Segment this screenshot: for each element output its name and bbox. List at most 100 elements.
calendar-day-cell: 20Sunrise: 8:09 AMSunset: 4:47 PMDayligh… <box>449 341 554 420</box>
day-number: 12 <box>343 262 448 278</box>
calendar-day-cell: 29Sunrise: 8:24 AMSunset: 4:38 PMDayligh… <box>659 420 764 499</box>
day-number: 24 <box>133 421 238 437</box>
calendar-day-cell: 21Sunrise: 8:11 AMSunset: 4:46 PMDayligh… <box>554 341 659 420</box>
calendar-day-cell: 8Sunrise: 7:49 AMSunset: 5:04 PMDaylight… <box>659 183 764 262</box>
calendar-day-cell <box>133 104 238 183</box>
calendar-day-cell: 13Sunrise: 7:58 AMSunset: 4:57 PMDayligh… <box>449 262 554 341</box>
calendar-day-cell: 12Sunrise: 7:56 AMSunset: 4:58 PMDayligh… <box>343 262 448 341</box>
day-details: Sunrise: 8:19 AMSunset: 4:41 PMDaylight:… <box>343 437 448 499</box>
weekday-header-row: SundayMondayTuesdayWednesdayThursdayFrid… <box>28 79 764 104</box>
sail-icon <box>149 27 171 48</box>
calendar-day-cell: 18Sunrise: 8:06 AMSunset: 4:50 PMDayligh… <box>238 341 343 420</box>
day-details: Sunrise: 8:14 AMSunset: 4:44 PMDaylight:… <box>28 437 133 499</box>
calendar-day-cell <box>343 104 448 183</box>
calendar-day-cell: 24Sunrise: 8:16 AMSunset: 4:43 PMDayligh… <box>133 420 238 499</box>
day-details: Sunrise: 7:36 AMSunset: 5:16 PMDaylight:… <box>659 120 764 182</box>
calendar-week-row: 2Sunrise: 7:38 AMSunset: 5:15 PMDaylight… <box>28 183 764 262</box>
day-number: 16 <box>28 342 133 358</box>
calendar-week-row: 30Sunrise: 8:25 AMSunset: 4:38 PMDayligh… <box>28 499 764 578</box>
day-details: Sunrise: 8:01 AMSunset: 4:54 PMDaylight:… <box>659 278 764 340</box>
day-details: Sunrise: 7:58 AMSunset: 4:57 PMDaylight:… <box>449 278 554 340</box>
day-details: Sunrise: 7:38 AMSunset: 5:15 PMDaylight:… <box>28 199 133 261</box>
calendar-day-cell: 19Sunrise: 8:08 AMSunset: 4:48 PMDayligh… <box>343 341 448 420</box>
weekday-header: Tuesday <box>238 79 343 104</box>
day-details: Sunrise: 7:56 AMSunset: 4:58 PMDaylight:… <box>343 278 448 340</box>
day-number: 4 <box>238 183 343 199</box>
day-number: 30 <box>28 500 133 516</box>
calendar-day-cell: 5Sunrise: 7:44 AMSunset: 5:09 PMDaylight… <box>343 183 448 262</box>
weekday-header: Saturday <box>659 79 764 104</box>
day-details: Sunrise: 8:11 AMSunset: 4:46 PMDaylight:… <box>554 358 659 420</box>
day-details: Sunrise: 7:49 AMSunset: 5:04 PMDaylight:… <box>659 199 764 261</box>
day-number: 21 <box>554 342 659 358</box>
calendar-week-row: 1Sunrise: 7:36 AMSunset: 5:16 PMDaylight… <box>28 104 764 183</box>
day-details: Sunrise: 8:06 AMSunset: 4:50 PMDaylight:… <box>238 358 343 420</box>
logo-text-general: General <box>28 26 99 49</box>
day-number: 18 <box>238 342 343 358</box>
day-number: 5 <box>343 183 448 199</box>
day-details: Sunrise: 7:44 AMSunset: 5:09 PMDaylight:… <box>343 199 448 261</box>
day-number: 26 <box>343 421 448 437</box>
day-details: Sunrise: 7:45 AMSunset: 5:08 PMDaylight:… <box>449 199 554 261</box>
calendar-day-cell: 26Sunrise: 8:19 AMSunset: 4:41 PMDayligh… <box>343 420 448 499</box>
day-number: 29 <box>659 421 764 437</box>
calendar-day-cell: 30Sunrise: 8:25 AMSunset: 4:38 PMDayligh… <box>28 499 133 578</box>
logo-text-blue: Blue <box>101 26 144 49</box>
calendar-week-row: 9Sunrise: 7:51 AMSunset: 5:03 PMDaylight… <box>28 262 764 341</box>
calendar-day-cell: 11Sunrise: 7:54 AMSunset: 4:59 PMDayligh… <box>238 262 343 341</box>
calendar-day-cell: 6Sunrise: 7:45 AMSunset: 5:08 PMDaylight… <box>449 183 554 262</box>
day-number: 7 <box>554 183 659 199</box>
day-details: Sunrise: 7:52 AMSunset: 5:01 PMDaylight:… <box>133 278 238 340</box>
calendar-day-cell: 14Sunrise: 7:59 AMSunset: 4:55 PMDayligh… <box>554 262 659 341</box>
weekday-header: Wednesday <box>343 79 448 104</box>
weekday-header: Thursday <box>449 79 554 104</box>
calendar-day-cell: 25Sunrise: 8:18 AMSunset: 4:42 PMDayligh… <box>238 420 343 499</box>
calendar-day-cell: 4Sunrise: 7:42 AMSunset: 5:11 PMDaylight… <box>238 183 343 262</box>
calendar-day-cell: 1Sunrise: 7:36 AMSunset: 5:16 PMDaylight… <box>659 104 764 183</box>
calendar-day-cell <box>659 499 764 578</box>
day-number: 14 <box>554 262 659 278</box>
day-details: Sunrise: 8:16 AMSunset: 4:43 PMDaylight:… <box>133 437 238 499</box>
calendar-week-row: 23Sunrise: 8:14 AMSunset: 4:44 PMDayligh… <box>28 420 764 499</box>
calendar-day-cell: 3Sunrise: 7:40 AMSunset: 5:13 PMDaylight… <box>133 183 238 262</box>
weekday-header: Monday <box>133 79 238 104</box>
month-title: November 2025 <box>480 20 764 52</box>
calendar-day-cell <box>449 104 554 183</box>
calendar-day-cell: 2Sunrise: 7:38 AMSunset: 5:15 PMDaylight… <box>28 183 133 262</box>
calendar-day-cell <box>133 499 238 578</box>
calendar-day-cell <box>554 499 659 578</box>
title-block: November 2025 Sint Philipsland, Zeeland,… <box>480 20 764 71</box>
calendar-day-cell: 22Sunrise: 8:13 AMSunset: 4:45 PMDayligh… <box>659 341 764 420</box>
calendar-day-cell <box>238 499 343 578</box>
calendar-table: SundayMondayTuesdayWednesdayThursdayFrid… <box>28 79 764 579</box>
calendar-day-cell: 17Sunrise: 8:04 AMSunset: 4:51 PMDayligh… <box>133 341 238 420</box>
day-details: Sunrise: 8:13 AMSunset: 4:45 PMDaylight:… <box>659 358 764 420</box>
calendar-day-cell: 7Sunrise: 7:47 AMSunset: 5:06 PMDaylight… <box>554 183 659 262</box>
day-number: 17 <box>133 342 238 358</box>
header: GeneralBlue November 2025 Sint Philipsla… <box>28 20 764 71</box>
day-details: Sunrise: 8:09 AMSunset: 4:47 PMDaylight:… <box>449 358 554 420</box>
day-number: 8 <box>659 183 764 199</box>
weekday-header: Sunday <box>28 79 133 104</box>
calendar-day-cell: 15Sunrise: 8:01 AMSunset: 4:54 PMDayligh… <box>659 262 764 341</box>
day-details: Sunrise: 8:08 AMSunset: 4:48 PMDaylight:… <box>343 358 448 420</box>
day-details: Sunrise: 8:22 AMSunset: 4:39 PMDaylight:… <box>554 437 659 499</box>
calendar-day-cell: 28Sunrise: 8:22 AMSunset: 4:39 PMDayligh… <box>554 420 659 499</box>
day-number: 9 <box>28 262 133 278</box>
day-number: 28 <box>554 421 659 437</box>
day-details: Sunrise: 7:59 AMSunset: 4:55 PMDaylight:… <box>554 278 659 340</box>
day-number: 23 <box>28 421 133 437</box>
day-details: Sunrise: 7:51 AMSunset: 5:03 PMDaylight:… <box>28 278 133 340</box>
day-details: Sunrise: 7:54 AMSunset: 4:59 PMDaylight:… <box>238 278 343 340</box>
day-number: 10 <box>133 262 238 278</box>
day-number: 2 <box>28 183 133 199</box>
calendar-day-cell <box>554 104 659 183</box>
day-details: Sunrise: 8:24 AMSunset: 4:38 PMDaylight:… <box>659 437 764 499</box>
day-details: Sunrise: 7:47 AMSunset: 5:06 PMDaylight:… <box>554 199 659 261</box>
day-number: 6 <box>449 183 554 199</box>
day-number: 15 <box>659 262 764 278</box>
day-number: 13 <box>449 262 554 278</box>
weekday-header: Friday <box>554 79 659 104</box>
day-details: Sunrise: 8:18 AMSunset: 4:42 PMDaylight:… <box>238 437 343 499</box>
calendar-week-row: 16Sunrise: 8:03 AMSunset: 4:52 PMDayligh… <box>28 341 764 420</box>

───

**TO BE DONE:**
Copy out the data above word for word, from its first line through the line that contains "day-number: 12 <box>343 262 448 278</box>", including both.

**TASK ANSWER:**
Segment this screenshot: for each element output its name and bbox. List at most 100 elements.
calendar-day-cell: 20Sunrise: 8:09 AMSunset: 4:47 PMDayligh… <box>449 341 554 420</box>
day-number: 12 <box>343 262 448 278</box>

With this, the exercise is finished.